Find the string "population" in the entries and copy each line that has it.

◆ ◆ ◆

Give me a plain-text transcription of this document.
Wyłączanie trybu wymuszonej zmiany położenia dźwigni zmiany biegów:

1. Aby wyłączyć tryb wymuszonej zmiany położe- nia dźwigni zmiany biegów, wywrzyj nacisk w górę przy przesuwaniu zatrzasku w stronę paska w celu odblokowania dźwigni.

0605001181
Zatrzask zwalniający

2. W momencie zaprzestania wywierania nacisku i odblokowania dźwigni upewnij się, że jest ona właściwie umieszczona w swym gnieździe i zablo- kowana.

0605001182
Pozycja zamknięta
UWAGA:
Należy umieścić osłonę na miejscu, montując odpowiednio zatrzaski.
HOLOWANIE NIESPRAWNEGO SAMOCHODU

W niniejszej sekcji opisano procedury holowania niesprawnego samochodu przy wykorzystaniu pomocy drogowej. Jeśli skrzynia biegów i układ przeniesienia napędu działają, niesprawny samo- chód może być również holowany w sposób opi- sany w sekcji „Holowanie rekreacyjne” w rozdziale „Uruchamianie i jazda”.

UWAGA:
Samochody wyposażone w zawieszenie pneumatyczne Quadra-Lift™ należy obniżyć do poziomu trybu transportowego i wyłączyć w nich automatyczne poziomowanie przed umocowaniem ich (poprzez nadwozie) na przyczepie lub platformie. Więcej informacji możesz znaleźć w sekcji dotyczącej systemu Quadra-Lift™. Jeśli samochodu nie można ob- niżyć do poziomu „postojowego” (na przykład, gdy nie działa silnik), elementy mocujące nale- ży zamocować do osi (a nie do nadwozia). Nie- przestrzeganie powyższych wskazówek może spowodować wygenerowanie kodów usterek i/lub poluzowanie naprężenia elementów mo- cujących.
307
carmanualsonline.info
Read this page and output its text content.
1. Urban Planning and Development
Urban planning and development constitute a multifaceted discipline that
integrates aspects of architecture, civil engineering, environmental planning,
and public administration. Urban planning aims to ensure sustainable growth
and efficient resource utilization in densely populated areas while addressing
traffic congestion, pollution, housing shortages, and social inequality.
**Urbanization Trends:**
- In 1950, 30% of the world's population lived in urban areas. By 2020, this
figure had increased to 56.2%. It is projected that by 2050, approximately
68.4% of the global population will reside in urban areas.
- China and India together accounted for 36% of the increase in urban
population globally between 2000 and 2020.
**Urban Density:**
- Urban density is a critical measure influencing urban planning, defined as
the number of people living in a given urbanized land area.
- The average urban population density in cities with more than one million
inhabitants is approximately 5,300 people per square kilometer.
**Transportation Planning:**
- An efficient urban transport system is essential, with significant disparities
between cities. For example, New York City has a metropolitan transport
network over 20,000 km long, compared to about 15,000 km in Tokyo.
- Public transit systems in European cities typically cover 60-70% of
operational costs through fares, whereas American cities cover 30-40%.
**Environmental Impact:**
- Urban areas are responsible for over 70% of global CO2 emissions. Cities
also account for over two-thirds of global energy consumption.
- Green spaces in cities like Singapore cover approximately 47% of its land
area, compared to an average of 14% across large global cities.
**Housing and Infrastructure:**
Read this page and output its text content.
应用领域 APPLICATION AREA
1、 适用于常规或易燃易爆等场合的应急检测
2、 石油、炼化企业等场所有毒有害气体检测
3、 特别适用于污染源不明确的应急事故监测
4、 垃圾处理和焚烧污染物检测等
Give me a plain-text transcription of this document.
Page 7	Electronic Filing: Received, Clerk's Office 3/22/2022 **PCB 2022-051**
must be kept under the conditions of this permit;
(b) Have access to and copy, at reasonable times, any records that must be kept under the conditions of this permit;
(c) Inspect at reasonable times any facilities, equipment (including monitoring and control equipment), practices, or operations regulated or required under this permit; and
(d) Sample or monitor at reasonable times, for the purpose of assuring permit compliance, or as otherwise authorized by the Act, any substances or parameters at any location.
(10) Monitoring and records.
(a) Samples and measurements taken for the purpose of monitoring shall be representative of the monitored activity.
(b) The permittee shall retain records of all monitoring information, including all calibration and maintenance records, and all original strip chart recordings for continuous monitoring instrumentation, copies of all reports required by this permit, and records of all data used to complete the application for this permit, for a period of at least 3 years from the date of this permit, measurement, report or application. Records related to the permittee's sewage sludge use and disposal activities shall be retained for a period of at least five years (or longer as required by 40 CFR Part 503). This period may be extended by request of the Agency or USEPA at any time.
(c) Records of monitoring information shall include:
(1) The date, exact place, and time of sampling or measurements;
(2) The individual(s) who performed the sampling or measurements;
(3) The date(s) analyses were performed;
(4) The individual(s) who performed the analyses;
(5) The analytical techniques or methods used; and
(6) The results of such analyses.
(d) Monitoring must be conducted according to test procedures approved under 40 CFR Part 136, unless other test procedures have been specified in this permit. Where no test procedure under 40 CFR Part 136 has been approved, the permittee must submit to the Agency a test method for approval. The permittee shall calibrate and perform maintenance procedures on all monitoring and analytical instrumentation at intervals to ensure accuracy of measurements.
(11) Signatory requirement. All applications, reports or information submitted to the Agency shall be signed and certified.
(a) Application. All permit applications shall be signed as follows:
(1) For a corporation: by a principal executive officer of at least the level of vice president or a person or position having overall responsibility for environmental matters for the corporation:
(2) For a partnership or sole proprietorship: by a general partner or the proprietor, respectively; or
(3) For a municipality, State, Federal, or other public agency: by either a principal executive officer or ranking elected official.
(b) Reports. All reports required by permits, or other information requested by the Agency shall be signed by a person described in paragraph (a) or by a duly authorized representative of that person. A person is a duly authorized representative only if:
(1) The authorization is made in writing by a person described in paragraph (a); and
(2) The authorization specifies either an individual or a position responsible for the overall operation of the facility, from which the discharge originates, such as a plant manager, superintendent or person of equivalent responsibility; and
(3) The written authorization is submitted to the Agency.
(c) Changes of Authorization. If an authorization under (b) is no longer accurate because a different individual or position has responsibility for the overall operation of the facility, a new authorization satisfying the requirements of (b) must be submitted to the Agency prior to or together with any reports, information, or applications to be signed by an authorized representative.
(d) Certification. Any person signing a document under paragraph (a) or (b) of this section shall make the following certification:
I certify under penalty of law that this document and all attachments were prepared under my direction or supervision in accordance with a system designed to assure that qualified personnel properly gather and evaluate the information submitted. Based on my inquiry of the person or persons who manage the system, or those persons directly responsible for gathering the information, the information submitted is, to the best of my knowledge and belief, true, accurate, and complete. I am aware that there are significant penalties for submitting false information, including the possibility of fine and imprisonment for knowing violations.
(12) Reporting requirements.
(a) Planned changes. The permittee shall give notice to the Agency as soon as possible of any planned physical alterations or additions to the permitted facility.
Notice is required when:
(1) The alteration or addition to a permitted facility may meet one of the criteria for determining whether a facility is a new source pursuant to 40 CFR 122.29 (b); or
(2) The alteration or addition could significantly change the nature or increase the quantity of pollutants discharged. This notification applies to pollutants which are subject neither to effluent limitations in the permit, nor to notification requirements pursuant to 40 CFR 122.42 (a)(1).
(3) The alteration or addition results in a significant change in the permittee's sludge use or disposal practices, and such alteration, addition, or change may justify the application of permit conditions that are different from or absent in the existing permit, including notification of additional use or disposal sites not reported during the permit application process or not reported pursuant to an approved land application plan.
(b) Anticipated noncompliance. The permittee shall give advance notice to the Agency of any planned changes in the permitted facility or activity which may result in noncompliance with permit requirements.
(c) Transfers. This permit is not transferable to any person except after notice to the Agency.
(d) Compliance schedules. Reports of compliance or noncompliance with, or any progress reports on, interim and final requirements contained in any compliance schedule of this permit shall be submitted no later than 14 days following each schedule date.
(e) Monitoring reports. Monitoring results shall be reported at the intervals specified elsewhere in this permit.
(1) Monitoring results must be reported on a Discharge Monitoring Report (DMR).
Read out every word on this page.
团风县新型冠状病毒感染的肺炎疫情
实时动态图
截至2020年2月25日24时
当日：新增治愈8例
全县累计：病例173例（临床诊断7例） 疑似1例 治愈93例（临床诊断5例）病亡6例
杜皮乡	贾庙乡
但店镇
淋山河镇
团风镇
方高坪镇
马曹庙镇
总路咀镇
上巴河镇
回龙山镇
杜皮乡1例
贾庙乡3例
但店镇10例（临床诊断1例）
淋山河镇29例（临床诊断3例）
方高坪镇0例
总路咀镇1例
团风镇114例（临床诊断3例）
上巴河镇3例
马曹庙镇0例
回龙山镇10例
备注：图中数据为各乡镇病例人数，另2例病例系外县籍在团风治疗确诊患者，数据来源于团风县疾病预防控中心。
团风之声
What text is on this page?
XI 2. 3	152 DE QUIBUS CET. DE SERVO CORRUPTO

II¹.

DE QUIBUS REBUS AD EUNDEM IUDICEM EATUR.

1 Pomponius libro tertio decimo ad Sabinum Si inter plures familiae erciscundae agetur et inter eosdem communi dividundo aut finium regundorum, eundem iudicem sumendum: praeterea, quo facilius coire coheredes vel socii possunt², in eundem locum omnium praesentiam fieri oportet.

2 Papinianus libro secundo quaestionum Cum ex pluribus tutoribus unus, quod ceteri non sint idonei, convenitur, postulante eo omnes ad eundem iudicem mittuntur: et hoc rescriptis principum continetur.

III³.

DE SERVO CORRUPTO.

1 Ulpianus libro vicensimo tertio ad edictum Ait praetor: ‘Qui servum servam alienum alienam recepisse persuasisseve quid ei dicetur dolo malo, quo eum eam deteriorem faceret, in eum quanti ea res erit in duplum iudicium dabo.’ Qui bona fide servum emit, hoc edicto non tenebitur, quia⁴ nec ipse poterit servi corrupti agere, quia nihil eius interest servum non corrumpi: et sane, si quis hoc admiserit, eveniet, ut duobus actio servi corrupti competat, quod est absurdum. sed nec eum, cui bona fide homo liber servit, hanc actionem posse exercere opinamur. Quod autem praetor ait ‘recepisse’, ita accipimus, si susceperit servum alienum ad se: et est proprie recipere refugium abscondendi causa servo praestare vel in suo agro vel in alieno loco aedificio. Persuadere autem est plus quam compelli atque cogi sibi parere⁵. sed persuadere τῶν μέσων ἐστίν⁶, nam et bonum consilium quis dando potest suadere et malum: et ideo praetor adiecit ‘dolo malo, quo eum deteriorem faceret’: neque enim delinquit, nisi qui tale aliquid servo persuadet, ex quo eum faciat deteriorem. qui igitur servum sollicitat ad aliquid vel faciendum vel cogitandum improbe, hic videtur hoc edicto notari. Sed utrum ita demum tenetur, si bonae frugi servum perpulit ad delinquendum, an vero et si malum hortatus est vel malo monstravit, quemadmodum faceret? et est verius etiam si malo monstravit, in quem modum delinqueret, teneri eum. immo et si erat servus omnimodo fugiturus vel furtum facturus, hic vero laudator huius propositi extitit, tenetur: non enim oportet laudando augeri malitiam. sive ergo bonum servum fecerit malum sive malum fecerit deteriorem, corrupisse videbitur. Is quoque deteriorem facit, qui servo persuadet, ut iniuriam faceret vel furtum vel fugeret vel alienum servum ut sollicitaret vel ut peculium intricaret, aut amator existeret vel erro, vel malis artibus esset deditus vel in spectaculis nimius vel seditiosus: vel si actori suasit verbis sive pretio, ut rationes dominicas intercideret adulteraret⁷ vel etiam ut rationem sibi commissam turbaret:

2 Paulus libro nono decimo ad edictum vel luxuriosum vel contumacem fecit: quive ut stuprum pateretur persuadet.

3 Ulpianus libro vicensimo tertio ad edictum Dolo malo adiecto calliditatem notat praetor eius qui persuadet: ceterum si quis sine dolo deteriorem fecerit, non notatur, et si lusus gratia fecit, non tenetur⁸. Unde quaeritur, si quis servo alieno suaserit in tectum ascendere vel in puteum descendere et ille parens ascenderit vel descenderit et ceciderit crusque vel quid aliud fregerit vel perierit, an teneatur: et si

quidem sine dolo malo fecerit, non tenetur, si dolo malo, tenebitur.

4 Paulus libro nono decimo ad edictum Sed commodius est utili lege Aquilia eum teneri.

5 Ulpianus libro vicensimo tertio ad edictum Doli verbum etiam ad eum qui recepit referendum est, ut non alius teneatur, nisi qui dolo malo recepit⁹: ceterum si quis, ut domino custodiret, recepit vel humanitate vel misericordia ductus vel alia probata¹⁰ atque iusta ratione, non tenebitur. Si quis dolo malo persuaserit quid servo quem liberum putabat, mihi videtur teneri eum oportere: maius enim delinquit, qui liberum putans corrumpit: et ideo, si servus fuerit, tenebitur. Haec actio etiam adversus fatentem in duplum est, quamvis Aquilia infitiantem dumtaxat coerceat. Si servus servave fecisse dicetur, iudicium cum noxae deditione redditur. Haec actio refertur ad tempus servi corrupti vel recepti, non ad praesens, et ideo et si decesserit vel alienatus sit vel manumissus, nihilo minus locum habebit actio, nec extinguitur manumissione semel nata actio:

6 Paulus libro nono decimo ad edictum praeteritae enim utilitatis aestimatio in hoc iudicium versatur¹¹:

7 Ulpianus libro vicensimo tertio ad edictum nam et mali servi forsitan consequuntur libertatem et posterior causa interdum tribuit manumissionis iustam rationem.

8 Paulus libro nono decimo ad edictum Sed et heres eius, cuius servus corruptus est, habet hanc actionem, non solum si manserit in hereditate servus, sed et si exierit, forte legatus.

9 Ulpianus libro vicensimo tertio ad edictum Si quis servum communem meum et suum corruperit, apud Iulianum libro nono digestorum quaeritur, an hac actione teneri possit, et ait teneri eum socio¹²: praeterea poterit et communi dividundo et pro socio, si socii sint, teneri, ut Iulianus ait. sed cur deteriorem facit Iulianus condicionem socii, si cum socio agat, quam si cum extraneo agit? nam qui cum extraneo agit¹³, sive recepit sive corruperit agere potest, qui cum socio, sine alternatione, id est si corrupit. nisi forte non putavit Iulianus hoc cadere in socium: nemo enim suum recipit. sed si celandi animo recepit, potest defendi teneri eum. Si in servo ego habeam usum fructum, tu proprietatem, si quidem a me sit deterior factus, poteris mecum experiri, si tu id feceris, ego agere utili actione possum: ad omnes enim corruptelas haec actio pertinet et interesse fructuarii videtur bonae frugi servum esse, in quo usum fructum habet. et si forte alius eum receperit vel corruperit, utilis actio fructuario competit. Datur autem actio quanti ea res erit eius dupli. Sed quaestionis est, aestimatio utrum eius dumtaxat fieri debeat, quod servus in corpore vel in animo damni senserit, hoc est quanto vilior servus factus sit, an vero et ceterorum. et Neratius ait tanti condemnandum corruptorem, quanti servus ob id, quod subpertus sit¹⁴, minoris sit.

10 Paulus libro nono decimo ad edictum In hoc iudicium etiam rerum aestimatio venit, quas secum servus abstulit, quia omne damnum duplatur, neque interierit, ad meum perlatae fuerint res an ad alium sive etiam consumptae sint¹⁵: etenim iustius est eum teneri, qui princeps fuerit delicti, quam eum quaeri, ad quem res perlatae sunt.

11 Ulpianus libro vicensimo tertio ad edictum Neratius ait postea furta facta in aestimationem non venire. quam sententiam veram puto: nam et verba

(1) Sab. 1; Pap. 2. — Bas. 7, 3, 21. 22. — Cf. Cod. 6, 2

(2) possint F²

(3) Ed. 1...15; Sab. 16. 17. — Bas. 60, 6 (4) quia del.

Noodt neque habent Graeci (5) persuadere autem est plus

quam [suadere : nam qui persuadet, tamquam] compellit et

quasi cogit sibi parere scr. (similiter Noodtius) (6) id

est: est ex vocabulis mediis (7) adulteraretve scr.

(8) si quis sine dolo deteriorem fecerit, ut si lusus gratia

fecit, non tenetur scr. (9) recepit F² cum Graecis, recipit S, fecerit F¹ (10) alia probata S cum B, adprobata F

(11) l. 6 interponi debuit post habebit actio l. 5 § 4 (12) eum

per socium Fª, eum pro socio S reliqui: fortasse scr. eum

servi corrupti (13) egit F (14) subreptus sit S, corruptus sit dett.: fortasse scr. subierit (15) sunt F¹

◆ ◆ ◆

Exercise result:
- In 1950, 30% of the world's population lived in urban areas. By 2020, this
68.4% of the global population will reside in urban areas.
population globally between 2000 and 2020.
- The average urban population density in cities with more than one million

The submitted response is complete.